■ Exercise requirements
Quote every line as given.

━━ Data in this exercise

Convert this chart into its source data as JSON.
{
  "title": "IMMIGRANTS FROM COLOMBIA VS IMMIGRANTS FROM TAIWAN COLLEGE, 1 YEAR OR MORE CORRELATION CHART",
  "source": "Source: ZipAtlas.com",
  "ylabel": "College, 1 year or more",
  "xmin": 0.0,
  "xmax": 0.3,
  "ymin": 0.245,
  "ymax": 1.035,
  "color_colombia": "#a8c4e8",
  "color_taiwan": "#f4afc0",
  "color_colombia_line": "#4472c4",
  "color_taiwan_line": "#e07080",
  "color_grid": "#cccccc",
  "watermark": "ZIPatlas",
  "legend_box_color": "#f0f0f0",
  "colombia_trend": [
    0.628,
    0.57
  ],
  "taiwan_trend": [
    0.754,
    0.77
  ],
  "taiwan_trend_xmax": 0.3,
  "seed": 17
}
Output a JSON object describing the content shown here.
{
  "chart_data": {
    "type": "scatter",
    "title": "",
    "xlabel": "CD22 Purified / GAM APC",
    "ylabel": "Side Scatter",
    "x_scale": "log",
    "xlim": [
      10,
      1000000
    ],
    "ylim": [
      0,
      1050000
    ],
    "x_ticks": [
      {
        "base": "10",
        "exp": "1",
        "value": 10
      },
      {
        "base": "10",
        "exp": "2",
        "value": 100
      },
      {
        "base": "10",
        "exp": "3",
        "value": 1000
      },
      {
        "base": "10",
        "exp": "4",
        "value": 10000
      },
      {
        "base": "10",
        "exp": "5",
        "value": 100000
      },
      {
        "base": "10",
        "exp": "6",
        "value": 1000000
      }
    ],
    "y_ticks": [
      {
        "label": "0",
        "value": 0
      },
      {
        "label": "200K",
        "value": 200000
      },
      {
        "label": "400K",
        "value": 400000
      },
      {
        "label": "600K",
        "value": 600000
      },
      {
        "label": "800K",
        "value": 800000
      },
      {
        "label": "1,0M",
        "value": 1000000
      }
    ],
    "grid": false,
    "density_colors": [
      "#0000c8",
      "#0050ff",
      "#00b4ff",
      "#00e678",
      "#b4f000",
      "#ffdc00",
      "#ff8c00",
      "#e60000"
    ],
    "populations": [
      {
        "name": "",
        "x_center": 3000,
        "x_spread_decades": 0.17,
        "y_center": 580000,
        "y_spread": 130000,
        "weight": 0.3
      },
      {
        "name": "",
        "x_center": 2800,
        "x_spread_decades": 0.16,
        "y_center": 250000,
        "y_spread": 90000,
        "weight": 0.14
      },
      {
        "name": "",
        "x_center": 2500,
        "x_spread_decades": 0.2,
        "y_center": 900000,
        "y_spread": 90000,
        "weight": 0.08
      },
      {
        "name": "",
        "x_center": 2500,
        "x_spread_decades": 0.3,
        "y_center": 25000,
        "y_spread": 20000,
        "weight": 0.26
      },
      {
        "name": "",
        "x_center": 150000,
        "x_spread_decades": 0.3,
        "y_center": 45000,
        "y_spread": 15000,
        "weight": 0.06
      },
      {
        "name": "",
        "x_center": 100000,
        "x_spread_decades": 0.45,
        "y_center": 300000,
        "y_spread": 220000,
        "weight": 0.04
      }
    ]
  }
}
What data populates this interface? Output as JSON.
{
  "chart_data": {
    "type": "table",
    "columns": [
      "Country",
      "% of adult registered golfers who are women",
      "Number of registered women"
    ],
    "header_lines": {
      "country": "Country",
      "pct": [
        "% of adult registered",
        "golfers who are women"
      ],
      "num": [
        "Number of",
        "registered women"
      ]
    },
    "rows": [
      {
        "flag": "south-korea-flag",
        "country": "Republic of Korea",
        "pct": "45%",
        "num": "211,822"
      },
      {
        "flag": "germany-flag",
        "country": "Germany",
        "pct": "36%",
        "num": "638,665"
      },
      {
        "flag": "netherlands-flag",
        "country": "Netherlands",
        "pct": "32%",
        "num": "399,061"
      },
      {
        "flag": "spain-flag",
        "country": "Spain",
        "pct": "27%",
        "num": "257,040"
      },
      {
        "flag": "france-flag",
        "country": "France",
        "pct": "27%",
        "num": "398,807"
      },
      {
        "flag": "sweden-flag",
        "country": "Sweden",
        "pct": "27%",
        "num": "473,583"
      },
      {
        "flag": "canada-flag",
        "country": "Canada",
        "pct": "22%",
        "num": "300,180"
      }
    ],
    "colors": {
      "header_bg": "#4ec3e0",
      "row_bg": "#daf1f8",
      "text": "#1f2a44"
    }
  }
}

━━━━

■ Response to the exercise
Convert this chart into its source data as JSON.
{
  "title": "IMMIGRANTS FROM COLOMBIA VS IMMIGRANTS FROM TAIWAN COLLEGE, 1 YEAR OR MORE CORRELATION CHART",
  "source": "Source: ZipAtlas.com",
  "ylabel": "College, 1 year or more",
  "xmin": 0.0,
  "xmax": 0.3,
  "ymin": 0.245,
  "ymax": 1.035,
  "color_colombia": "#a8c4e8",
  "color_taiwan": "#f4afc0",
  "color_colombia_line": "#4472c4",
  "color_taiwan_line": "#e07080",
  "color_grid": "#cccccc",
  "watermark": "ZIPatlas",
  "legend_box_color": "#f0f0f0",
  "colombia_trend": [
    0.628,
    0.57
  ],
  "taiwan_trend": [
    0.754,
    0.77
  ],
  "taiwan_trend_xmax": 0.3,
  "seed": 17
}
Output a JSON object describing the content shown here.
{
  "chart_data": {
    "type": "scatter",
    "title": "",
    "xlabel": "CD22 Purified / GAM APC",
    "ylabel": "Side Scatter",
    "x_scale": "log",
    "xlim": [
      10,
      1000000
    ],
    "ylim": [
      0,
      1050000
    ],
    "x_ticks": [
      {
        "base": "10",
        "exp": "1",
        "value": 10
      },
      {
        "base": "10",
        "exp": "2",
        "value": 100
      },
      {
        "base": "10",
        "exp": "3",
        "value": 1000
      },
      {
        "base": "10",
        "exp": "4",
        "value": 10000
      },
      {
        "base": "10",
        "exp": "5",
        "value": 100000
      },
      {
        "base": "10",
        "exp": "6",
        "value": 1000000
      }
    ],
    "y_ticks": [
      {
        "label": "0",
        "value": 0
      },
      {
        "label": "200K",
        "value": 200000
      },
      {
        "label": "400K",
        "value": 400000
      },
      {
        "label": "600K",
        "value": 600000
      },
      {
        "label": "800K",
        "value": 800000
      },
      {
        "label": "1,0M",
        "value": 1000000
      }
    ],
    "grid": false,
    "density_colors": [
      "#0000c8",
      "#0050ff",
      "#00b4ff",
      "#00e678",
      "#b4f000",
      "#ffdc00",
      "#ff8c00",
      "#e60000"
    ],
    "populations": [
      {
        "name": "",
        "x_center": 3000,
        "x_spread_decades": 0.17,
        "y_center": 580000,
        "y_spread": 130000,
        "weight": 0.3
      },
      {
        "name": "",
        "x_center": 2800,
        "x_spread_decades": 0.16,
        "y_center": 250000,
        "y_spread": 90000,
        "weight": 0.14
      },
      {
        "name": "",
        "x_center": 2500,
        "x_spread_decades": 0.2,
        "y_center": 900000,
        "y_spread": 90000,
        "weight": 0.08
      },
      {
        "name": "",
        "x_center": 2500,
        "x_spread_decades": 0.3,
        "y_center": 25000,
        "y_spread": 20000,
        "weight": 0.26
      },
      {
        "name": "",
        "x_center": 150000,
        "x_spread_decades": 0.3,
        "y_center": 45000,
        "y_spread": 15000,
        "weight": 0.06
      },
      {
        "name": "",
        "x_center": 100000,
        "x_spread_decades": 0.45,
        "y_center": 300000,
        "y_spread": 220000,
        "weight": 0.04
      }
    ]
  }
}
What data populates this interface? Output as JSON.
{
  "chart_data": {
    "type": "table",
    "columns": [
      "Country",
      "% of adult registered golfers who are women",
      "Number of registered women"
    ],
    "header_lines": {
      "country": "Country",
      "pct": [
        "% of adult registered",
        "golfers who are women"
      ],
      "num": [
        "Number of",
        "registered women"
      ]
    },
    "rows": [
      {
        "flag": "south-korea-flag",
        "country": "Republic of Korea",
        "pct": "45%",
        "num": "211,822"
      },
      {
        "flag": "germany-flag",
        "country": "Germany",
        "pct": "36%",
        "num": "638,665"
      },
      {
        "flag": "netherlands-flag",
        "country": "Netherlands",
        "pct": "32%",
        "num": "399,061"
      },
      {
        "flag": "spain-flag",
        "country": "Spain",
        "pct": "27%",
        "num": "257,040"
      },
      {
        "flag": "france-flag",
        "country": "France",
        "pct": "27%",
        "num": "398,807"
      },
      {
        "flag": "sweden-flag",
        "country": "Sweden",
        "pct": "27%",
        "num": "473,583"
      },
      {
        "flag": "canada-flag",
        "country": "Canada",
        "pct": "22%",
        "num": "300,180"
      }
    ],
    "colors": {
      "header_bg": "#4ec3e0",
      "row_bg": "#daf1f8",
      "text": "#1f2a44"
    }
  }
}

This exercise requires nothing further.